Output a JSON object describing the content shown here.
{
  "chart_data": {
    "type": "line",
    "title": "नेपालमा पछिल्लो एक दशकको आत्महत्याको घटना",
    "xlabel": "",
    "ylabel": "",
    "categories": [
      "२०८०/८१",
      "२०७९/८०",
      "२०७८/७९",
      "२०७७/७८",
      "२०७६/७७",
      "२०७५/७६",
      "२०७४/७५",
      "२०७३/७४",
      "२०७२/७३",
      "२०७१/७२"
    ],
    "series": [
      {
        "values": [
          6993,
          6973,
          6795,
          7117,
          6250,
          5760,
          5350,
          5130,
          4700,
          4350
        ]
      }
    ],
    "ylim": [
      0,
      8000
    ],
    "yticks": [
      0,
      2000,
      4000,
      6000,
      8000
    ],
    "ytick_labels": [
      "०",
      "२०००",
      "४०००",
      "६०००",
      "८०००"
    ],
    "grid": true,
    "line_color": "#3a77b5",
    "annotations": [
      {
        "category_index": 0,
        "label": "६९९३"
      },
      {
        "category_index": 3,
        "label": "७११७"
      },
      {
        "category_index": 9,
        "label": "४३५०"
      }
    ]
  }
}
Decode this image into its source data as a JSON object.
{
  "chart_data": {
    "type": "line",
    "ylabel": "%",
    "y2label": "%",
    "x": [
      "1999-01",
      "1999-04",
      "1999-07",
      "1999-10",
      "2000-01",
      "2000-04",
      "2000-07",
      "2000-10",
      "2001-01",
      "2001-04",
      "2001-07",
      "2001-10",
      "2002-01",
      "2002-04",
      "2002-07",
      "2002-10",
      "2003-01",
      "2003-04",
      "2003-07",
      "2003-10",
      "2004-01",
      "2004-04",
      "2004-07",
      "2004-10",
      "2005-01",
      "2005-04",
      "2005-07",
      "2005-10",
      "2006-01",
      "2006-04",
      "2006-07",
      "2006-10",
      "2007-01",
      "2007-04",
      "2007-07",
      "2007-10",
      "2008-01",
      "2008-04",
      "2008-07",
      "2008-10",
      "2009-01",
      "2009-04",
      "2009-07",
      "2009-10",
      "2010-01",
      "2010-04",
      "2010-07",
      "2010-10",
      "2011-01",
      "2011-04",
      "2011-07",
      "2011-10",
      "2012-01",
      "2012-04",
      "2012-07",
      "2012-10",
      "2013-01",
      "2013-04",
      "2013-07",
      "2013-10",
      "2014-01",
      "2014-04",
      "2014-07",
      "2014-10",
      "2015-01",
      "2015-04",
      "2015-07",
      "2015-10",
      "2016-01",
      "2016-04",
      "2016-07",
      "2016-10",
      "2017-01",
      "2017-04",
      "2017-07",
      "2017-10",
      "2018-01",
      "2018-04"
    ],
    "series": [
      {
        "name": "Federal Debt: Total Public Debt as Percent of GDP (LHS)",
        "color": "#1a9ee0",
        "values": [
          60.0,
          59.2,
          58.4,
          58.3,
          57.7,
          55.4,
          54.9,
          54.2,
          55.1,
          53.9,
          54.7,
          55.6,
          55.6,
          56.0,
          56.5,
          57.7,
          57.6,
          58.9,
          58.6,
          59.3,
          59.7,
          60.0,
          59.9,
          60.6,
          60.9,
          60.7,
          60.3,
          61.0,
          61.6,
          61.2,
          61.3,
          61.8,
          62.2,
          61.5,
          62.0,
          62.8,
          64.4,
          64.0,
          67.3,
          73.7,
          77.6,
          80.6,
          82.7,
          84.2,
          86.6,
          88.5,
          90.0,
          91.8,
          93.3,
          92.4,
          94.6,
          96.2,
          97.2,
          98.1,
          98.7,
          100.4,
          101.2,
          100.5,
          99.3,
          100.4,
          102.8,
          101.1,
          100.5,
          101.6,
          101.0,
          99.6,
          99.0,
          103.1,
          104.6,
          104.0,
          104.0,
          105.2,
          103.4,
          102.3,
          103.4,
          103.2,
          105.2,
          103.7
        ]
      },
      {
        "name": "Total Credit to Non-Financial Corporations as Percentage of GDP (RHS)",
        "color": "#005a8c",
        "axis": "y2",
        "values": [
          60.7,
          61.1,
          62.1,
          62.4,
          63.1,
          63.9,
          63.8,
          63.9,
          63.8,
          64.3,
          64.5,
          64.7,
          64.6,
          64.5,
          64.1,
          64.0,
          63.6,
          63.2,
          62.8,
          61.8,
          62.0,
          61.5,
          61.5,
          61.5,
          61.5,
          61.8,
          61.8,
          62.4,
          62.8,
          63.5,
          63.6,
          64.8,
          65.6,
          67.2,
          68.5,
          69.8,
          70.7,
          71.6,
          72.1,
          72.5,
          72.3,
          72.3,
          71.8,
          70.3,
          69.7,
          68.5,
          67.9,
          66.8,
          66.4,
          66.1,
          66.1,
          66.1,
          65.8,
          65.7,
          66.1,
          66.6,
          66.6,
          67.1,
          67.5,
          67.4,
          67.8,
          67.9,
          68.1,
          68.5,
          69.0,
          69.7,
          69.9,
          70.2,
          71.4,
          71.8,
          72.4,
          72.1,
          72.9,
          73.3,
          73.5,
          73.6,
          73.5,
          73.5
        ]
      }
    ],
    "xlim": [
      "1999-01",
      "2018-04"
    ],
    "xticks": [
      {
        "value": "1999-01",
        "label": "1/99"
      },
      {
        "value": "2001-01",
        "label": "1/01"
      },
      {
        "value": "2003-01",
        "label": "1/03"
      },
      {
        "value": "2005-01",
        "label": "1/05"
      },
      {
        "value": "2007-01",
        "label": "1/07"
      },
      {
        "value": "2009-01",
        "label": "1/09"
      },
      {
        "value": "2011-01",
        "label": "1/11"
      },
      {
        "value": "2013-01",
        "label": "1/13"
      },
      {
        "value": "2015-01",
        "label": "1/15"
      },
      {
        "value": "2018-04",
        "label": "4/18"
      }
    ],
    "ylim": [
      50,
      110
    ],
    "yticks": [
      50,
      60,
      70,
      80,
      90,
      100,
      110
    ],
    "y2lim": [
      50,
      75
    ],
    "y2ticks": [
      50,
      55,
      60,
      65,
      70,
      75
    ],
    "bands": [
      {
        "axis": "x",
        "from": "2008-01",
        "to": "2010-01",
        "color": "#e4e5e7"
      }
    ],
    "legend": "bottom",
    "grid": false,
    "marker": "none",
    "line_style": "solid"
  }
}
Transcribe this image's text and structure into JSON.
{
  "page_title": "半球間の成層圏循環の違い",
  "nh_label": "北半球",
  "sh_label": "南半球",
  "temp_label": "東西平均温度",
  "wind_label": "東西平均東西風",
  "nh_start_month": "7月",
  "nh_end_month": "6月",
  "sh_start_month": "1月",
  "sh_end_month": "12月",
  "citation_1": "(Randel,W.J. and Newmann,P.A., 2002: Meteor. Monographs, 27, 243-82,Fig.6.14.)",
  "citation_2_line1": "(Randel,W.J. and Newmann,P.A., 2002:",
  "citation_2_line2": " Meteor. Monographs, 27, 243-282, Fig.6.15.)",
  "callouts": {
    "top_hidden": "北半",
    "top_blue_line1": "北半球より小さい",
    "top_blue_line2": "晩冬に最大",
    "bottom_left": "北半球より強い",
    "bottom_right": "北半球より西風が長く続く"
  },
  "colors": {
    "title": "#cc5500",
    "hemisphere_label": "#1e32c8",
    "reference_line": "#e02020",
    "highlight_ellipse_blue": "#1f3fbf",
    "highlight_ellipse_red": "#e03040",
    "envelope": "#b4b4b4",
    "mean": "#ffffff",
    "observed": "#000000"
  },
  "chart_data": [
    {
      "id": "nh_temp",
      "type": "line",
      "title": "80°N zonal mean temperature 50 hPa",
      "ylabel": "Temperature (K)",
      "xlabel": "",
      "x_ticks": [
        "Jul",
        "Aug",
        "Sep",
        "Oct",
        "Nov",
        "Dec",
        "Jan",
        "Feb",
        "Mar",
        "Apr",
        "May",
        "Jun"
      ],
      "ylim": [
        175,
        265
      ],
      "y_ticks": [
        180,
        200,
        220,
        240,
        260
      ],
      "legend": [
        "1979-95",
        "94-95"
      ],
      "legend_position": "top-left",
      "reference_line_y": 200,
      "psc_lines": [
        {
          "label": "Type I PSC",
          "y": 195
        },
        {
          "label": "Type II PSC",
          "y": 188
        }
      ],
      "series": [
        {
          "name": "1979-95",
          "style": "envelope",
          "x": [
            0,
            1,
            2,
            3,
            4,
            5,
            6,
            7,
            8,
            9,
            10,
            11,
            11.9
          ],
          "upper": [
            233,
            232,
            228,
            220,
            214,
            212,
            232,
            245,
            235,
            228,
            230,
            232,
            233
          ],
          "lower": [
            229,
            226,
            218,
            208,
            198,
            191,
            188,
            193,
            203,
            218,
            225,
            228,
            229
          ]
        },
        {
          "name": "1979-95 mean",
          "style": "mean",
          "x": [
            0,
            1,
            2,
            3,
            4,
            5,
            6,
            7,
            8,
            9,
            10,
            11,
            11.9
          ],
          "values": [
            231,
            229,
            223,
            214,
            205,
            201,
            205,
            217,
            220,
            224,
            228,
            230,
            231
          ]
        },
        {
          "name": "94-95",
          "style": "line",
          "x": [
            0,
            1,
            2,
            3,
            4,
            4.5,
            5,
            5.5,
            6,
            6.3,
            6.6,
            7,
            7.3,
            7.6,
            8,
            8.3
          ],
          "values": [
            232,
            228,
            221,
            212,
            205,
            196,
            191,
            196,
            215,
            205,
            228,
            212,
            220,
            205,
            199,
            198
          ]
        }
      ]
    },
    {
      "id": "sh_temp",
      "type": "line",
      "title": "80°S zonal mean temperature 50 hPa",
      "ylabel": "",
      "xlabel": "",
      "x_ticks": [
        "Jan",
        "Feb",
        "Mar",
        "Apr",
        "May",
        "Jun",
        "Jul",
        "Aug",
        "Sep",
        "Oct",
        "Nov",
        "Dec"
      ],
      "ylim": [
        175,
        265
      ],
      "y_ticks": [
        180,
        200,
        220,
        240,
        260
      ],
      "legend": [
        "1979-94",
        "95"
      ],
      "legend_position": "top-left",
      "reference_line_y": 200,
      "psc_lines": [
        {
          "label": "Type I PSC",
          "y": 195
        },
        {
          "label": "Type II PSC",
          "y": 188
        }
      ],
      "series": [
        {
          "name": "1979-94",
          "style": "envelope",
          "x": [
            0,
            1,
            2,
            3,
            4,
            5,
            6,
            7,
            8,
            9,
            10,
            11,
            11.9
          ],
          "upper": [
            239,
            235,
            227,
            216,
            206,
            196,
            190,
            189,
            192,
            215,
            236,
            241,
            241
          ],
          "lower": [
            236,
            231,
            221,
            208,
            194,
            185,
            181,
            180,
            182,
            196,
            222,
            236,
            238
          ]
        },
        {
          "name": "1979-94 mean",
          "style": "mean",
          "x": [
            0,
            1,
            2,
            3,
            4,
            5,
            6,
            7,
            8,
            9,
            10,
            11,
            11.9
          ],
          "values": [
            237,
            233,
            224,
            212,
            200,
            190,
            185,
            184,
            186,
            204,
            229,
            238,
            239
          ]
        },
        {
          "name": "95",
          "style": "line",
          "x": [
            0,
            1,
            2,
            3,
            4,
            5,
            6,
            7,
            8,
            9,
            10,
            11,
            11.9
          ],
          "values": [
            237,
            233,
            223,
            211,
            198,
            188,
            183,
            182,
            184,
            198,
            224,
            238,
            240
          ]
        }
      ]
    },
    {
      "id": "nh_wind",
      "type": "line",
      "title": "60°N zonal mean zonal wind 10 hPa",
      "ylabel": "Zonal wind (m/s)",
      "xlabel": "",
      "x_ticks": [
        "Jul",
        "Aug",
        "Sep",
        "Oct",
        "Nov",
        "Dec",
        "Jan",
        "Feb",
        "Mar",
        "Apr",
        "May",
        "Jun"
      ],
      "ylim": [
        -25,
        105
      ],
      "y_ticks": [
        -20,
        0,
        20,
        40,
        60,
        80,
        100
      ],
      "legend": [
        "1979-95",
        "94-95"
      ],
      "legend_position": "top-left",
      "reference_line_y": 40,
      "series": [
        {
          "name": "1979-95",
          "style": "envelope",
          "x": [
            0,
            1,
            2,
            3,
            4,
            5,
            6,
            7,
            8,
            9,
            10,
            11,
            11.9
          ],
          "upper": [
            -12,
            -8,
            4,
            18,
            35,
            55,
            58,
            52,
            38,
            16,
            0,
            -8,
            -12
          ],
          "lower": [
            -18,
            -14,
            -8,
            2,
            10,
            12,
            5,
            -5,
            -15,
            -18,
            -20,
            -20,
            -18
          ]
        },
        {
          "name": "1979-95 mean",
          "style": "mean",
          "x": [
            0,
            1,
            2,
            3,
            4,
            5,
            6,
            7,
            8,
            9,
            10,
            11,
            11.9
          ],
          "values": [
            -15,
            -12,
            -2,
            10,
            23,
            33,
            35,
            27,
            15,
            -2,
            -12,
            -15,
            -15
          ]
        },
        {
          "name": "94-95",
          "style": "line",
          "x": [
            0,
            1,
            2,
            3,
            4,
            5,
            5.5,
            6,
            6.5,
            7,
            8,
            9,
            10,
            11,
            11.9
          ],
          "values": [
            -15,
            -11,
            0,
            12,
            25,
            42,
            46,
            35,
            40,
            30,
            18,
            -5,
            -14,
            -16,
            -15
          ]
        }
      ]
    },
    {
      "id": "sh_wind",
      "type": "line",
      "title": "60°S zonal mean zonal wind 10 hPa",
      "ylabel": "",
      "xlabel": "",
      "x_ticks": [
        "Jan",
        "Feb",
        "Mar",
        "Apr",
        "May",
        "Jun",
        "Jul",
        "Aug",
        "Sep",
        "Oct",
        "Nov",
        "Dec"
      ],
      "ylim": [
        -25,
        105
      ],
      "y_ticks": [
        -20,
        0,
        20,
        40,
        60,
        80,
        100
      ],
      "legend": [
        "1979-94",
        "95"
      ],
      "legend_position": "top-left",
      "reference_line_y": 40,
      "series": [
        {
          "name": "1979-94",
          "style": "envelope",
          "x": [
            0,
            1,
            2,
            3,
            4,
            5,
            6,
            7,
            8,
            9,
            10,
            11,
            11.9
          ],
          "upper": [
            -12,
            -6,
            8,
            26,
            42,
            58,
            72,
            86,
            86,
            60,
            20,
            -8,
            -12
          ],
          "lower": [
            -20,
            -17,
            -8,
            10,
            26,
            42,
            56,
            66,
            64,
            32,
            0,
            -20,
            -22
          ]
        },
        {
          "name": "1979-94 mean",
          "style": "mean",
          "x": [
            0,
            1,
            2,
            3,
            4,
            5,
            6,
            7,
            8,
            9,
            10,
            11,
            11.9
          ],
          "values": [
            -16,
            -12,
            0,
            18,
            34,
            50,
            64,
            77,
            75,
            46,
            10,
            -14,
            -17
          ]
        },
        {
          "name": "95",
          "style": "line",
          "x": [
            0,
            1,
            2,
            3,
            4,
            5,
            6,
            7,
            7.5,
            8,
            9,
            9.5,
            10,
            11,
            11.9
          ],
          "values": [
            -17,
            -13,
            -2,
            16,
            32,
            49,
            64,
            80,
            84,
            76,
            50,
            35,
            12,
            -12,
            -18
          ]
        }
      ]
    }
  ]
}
══════
Your answer should be a single number: the count of lines holding the word "image".

2